▼
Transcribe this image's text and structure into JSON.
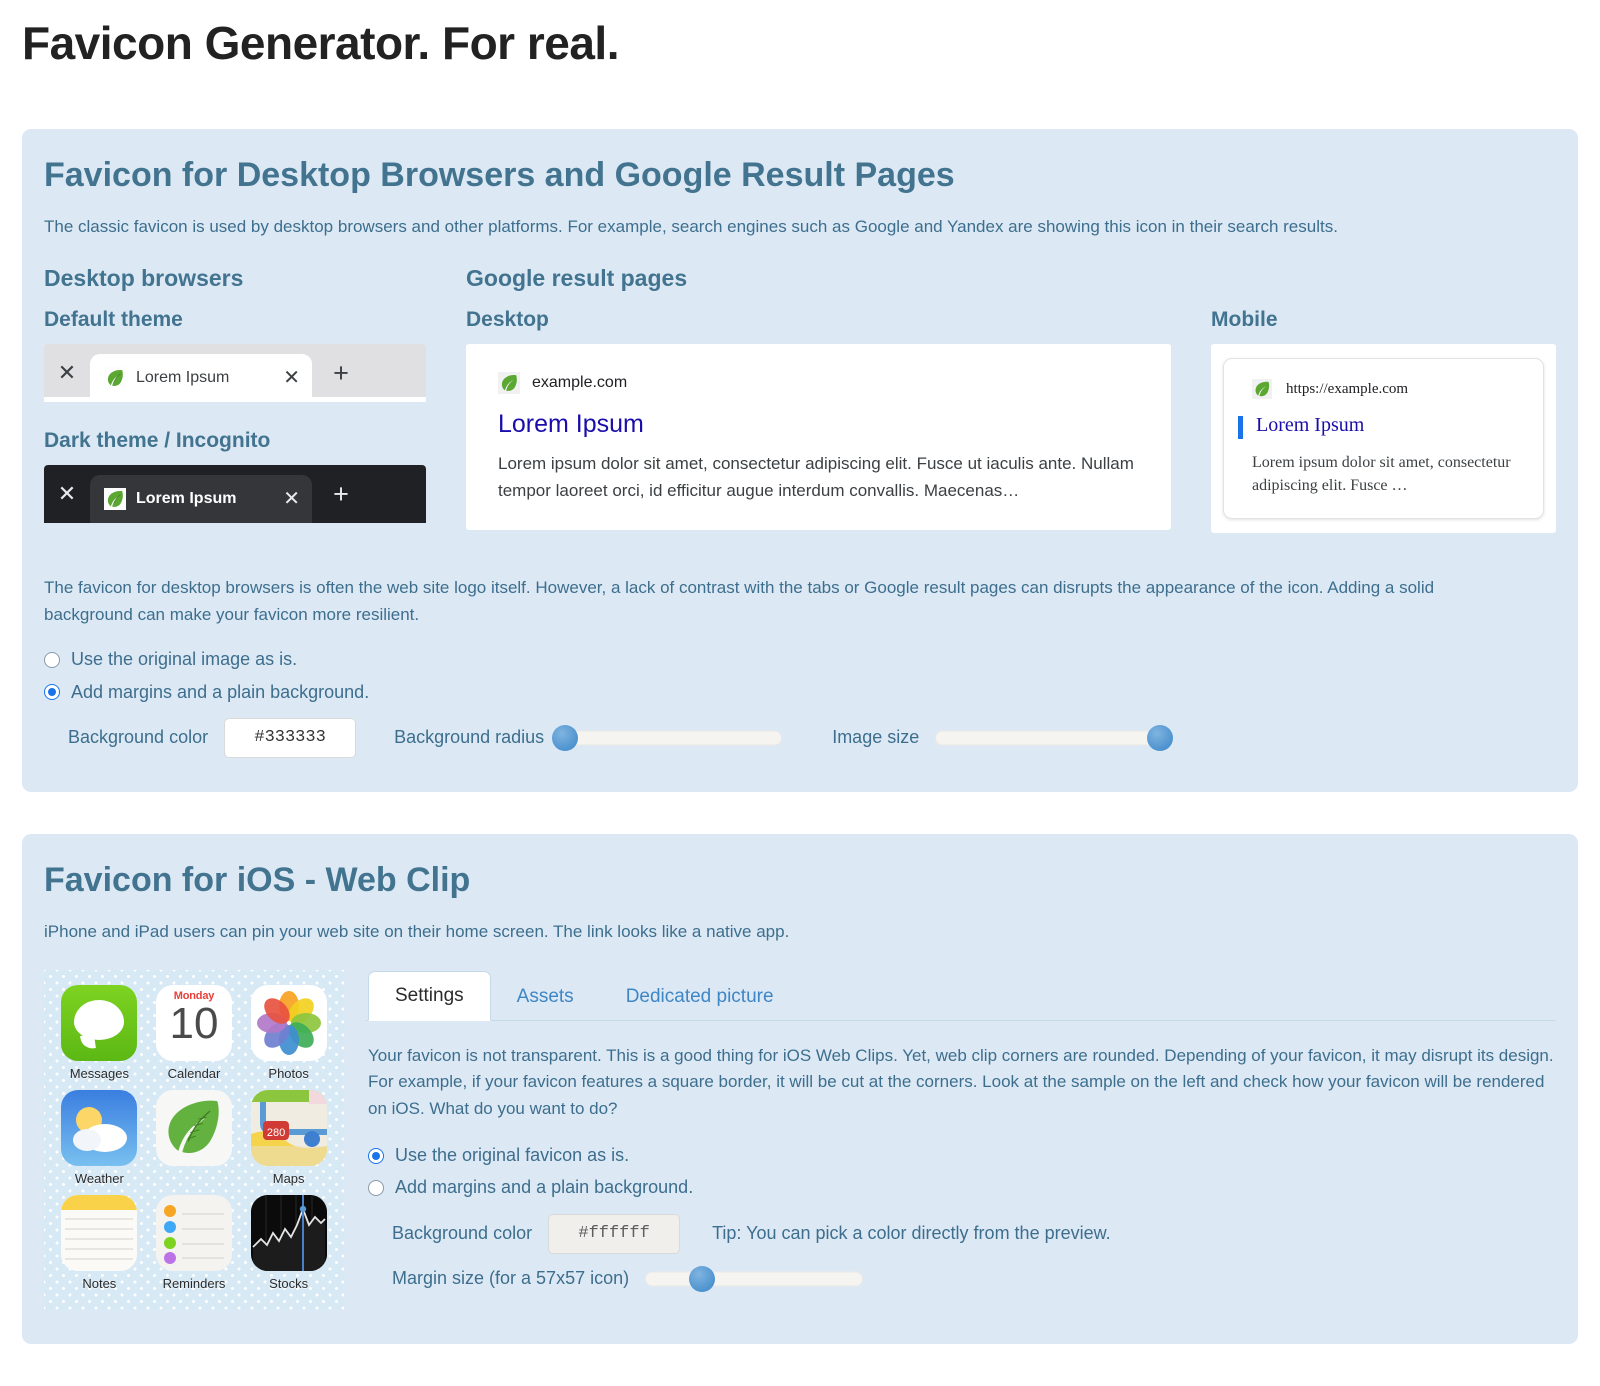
{
  "page": {
    "title": "Favicon Generator. For real."
  },
  "desktop_section": {
    "title": "Favicon for Desktop Browsers and Google Result Pages",
    "description": "The classic favicon is used by desktop browsers and other platforms. For example, search engines such as Google and Yandex are showing this icon in their search results.",
    "browsers_heading": "Desktop browsers",
    "google_heading": "Google result pages",
    "default_theme_label": "Default theme",
    "dark_theme_label": "Dark theme / Incognito",
    "tab_title": "Lorem Ipsum",
    "tab_close_icon": "close-icon",
    "tab_new_icon": "plus-icon",
    "google_desktop_label": "Desktop",
    "google_mobile_label": "Mobile",
    "google_desktop": {
      "domain": "example.com",
      "title": "Lorem Ipsum",
      "snippet": "Lorem ipsum dolor sit amet, consectetur adipiscing elit. Fusce ut iaculis ante. Nullam tempor laoreet orci, id efficitur augue interdum convallis. Maecenas…"
    },
    "google_mobile": {
      "url": "https://example.com",
      "title": "Lorem Ipsum",
      "snippet": "Lorem ipsum dolor sit amet, consectetur adipiscing elit. Fusce …"
    },
    "note": "The favicon for desktop browsers is often the web site logo itself. However, a lack of contrast with the tabs or Google result pages can disrupts the appearance of the icon. Adding a solid background can make your favicon more resilient.",
    "options": [
      {
        "label": "Use the original image as is.",
        "checked": false
      },
      {
        "label": "Add margins and a plain background.",
        "checked": true
      }
    ],
    "background_color_label": "Background color",
    "background_color_value": "#333333",
    "background_radius_label": "Background radius",
    "background_radius_percent": 2,
    "image_size_label": "Image size",
    "image_size_percent": 97
  },
  "ios_section": {
    "title": "Favicon for iOS - Web Clip",
    "description": "iPhone and iPad users can pin your web site on their home screen. The link looks like a native app.",
    "home_screen_apps": [
      {
        "name": "Messages",
        "icon": "messages-icon"
      },
      {
        "name": "Calendar",
        "icon": "calendar-icon",
        "day": "Monday",
        "number": "10"
      },
      {
        "name": "Photos",
        "icon": "photos-icon"
      },
      {
        "name": "Weather",
        "icon": "weather-icon"
      },
      {
        "name": "",
        "icon": "leaf-favicon-preview-icon"
      },
      {
        "name": "Maps",
        "icon": "maps-icon",
        "route": "280"
      },
      {
        "name": "Notes",
        "icon": "notes-icon"
      },
      {
        "name": "Reminders",
        "icon": "reminders-icon"
      },
      {
        "name": "Stocks",
        "icon": "stocks-icon"
      }
    ],
    "tabs": [
      {
        "label": "Settings",
        "active": true
      },
      {
        "label": "Assets",
        "active": false
      },
      {
        "label": "Dedicated picture",
        "active": false
      }
    ],
    "settings_text": "Your favicon is not transparent. This is a good thing for iOS Web Clips. Yet, web clip corners are rounded. Depending of your favicon, it may disrupt its design. For example, if your favicon features a square border, it will be cut at the corners. Look at the sample on the left and check how your favicon will be rendered on iOS. What do you want to do?",
    "options": [
      {
        "label": "Use the original favicon as is.",
        "checked": true
      },
      {
        "label": "Add margins and a plain background.",
        "checked": false
      }
    ],
    "background_color_label": "Background color",
    "background_color_value": "#ffffff",
    "tip": "Tip: You can pick a color directly from the preview.",
    "margin_size_label": "Margin size (for a 57x57 icon)",
    "margin_size_percent": 26
  },
  "colors": {
    "panel_background": "#dce9f5",
    "heading": "#42738f",
    "body_text": "#3d6e8d",
    "link": "#3f86c4",
    "google_link": "#1a0dab",
    "slider_thumb": "#5b9bd5",
    "radio_checked": "#1a73e8",
    "favicon_background": "#333333"
  }
}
▲
### Work to complete
Go through the listing above and quote it exactly, apart from its images.

### Answer to the exercise
Transcribe this image's text and structure into JSON.
{
  "page": {
    "title": "Favicon Generator. For real."
  },
  "desktop_section": {
    "title": "Favicon for Desktop Browsers and Google Result Pages",
    "description": "The classic favicon is used by desktop browsers and other platforms. For example, search engines such as Google and Yandex are showing this icon in their search results.",
    "browsers_heading": "Desktop browsers",
    "google_heading": "Google result pages",
    "default_theme_label": "Default theme",
    "dark_theme_label": "Dark theme / Incognito",
    "tab_title": "Lorem Ipsum",
    "tab_close_icon": "close-icon",
    "tab_new_icon": "plus-icon",
    "google_desktop_label": "Desktop",
    "google_mobile_label": "Mobile",
    "google_desktop": {
      "domain": "example.com",
      "title": "Lorem Ipsum",
      "snippet": "Lorem ipsum dolor sit amet, consectetur adipiscing elit. Fusce ut iaculis ante. Nullam tempor laoreet orci, id efficitur augue interdum convallis. Maecenas…"
    },
    "google_mobile": {
      "url": "https://example.com",
      "title": "Lorem Ipsum",
      "snippet": "Lorem ipsum dolor sit amet, consectetur adipiscing elit. Fusce …"
    },
    "note": "The favicon for desktop browsers is often the web site logo itself. However, a lack of contrast with the tabs or Google result pages can disrupts the appearance of the icon. Adding a solid background can make your favicon more resilient.",
    "options": [
      {
        "label": "Use the original image as is.",
        "checked": false
      },
      {
        "label": "Add margins and a plain background.",
        "checked": true
      }
    ],
    "background_color_label": "Background color",
    "background_color_value": "#333333",
    "background_radius_label": "Background radius",
    "background_radius_percent": 2,
    "image_size_label": "Image size",
    "image_size_percent": 97
  },
  "ios_section": {
    "title": "Favicon for iOS - Web Clip",
    "description": "iPhone and iPad users can pin your web site on their home screen. The link looks like a native app.",
    "home_screen_apps": [
      {
        "name": "Messages",
        "icon": "messages-icon"
      },
      {
        "name": "Calendar",
        "icon": "calendar-icon",
        "day": "Monday",
        "number": "10"
      },
      {
        "name": "Photos",
        "icon": "photos-icon"
      },
      {
        "name": "Weather",
        "icon": "weather-icon"
      },
      {
        "name": "",
        "icon": "leaf-favicon-preview-icon"
      },
      {
        "name": "Maps",
        "icon": "maps-icon",
        "route": "280"
      },
      {
        "name": "Notes",
        "icon": "notes-icon"
      },
      {
        "name": "Reminders",
        "icon": "reminders-icon"
      },
      {
        "name": "Stocks",
        "icon": "stocks-icon"
      }
    ],
    "tabs": [
      {
        "label": "Settings",
        "active": true
      },
      {
        "label": "Assets",
        "active": false
      },
      {
        "label": "Dedicated picture",
        "active": false
      }
    ],
    "settings_text": "Your favicon is not transparent. This is a good thing for iOS Web Clips. Yet, web clip corners are rounded. Depending of your favicon, it may disrupt its design. For example, if your favicon features a square border, it will be cut at the corners. Look at the sample on the left and check how your favicon will be rendered on iOS. What do you want to do?",
    "options": [
      {
        "label": "Use the original favicon as is.",
        "checked": true
      },
      {
        "label": "Add margins and a plain background.",
        "checked": false
      }
    ],
    "background_color_label": "Background color",
    "background_color_value": "#ffffff",
    "tip": "Tip: You can pick a color directly from the preview.",
    "margin_size_label": "Margin size (for a 57x57 icon)",
    "margin_size_percent": 26
  },
  "colors": {
    "panel_background": "#dce9f5",
    "heading": "#42738f",
    "body_text": "#3d6e8d",
    "link": "#3f86c4",
    "google_link": "#1a0dab",
    "slider_thumb": "#5b9bd5",
    "radio_checked": "#1a73e8",
    "favicon_background": "#333333"
  }
}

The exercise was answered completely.